## What you are asked to do:
Go through the entries below and count the lines holding the word "excreción". Reply with only the number, please.

## Dataset rows:
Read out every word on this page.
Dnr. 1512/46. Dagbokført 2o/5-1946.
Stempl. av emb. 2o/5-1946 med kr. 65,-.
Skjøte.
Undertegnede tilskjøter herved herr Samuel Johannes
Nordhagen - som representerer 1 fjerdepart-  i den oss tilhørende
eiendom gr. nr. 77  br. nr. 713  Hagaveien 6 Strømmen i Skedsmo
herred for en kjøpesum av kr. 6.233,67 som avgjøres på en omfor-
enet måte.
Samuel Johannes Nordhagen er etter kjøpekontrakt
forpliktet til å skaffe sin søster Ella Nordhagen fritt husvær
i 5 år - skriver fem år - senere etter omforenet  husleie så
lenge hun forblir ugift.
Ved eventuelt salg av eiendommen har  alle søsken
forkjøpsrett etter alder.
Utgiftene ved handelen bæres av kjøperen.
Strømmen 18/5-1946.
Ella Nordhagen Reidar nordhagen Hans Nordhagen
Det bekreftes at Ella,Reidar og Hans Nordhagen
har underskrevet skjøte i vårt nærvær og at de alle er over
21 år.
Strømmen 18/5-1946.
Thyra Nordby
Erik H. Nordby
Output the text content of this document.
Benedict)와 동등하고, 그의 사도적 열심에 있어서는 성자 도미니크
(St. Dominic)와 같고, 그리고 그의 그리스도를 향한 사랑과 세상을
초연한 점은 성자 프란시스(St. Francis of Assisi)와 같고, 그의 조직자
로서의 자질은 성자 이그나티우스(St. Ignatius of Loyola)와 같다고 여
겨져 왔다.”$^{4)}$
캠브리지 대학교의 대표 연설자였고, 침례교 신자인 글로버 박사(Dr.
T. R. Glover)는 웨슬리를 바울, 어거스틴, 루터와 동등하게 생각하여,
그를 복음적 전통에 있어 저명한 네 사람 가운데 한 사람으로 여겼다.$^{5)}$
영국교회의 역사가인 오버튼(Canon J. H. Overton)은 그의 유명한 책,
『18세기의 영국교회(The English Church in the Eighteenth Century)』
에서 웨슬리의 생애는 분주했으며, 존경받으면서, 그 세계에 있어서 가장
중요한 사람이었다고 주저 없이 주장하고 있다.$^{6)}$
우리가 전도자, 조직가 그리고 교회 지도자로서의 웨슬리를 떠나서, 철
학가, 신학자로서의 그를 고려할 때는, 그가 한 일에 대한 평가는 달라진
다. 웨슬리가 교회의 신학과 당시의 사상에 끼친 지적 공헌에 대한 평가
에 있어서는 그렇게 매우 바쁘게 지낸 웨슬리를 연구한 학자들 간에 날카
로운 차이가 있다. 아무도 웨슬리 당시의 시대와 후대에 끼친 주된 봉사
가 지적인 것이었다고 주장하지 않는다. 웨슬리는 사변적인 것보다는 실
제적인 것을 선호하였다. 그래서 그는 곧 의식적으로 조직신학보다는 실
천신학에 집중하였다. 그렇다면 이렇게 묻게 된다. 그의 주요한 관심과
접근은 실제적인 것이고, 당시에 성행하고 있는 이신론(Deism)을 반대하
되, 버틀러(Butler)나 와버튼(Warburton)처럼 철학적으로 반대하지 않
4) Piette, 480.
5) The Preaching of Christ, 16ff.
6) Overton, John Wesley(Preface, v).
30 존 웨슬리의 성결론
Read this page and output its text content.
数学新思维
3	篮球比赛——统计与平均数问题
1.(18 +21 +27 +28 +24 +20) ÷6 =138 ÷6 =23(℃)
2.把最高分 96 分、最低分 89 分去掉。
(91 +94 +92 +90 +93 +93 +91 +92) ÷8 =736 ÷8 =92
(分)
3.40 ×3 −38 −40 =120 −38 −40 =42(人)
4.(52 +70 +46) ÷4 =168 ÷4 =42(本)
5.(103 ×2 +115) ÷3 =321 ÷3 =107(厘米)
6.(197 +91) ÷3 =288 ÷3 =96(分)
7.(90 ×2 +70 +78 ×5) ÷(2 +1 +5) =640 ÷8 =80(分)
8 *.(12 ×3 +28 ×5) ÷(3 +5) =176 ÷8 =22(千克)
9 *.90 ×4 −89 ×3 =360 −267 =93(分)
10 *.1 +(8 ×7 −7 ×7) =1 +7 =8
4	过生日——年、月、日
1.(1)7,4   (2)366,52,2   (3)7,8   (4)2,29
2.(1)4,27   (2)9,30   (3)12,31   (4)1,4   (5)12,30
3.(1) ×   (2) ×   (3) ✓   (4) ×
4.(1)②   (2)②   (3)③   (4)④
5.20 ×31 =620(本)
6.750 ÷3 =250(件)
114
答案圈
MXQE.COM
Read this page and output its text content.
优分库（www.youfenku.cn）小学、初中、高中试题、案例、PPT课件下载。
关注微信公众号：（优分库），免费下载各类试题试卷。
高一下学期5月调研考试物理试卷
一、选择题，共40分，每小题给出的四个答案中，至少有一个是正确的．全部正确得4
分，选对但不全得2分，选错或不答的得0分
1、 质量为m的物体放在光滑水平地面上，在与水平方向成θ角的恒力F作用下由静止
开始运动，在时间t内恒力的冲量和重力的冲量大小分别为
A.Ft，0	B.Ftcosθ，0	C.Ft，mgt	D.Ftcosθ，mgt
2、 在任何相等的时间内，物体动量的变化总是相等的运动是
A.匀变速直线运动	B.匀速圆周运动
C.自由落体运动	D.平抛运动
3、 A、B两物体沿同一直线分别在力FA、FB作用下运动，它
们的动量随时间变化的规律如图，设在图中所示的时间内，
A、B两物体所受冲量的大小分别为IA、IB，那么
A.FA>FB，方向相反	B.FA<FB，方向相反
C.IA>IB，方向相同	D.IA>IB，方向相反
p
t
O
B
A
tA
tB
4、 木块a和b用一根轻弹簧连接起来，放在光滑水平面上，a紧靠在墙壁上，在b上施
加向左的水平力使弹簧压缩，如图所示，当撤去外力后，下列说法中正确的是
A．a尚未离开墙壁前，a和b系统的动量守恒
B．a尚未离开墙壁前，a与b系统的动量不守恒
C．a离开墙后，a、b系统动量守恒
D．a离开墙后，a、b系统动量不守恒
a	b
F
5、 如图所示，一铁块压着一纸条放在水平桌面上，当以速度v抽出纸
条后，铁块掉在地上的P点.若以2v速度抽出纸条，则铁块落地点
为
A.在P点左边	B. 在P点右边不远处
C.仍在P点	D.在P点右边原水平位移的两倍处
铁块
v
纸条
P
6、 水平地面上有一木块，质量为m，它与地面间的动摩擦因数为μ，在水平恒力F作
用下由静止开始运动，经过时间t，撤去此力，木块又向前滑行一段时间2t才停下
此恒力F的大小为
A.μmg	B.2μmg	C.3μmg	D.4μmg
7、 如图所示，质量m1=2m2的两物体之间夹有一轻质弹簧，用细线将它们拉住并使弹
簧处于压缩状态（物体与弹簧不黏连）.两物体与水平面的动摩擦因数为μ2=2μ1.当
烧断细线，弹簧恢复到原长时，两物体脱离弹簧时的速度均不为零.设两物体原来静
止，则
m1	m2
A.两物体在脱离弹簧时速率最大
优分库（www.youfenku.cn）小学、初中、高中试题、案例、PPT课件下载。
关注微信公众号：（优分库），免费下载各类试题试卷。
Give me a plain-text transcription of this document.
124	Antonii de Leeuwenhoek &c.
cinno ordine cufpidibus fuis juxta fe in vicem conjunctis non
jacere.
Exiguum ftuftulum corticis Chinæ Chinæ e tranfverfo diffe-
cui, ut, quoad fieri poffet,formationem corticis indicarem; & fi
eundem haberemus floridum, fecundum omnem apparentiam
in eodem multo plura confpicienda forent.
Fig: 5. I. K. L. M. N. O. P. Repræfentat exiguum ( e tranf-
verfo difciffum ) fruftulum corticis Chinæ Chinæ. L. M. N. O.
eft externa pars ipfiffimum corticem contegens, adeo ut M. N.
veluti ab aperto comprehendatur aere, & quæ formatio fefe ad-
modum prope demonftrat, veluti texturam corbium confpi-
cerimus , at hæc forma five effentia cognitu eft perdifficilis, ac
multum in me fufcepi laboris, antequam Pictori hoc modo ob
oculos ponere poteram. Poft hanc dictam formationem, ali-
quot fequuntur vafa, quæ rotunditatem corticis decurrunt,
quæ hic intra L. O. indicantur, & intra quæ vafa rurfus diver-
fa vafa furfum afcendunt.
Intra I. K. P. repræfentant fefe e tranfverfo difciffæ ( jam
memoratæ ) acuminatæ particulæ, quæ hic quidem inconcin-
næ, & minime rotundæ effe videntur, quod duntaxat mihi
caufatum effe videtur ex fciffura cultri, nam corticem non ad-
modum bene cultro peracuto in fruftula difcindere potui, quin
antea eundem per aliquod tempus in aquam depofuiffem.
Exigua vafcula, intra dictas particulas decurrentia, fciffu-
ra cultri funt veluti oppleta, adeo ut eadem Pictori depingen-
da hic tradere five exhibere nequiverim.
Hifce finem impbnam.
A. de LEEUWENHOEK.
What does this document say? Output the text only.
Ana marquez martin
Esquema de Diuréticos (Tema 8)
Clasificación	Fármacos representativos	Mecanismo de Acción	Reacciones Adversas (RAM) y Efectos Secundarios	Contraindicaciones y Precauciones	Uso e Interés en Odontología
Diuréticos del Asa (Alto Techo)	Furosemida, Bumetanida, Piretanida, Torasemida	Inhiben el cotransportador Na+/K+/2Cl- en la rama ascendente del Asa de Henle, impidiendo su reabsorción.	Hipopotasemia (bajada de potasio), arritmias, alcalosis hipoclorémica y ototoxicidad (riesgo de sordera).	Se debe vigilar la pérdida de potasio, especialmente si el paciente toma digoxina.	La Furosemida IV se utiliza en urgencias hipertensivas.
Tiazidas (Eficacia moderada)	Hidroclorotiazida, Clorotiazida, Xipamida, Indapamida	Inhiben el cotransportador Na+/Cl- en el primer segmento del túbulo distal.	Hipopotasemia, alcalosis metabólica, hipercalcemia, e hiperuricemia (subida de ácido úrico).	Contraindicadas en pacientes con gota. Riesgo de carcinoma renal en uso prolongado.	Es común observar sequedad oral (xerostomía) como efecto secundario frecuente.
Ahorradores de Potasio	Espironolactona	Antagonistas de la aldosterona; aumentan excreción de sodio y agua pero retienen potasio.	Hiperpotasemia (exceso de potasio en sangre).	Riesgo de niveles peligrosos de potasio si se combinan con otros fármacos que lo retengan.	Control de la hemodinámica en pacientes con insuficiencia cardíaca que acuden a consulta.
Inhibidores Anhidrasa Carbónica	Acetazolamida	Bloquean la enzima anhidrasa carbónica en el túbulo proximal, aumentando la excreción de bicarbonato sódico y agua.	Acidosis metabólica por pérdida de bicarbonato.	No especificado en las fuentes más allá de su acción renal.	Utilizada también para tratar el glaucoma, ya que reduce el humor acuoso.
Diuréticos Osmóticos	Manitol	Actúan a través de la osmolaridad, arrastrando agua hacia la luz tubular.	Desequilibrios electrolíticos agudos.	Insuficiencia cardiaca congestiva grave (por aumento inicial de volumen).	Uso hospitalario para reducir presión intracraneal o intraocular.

## Output of the exercise:
2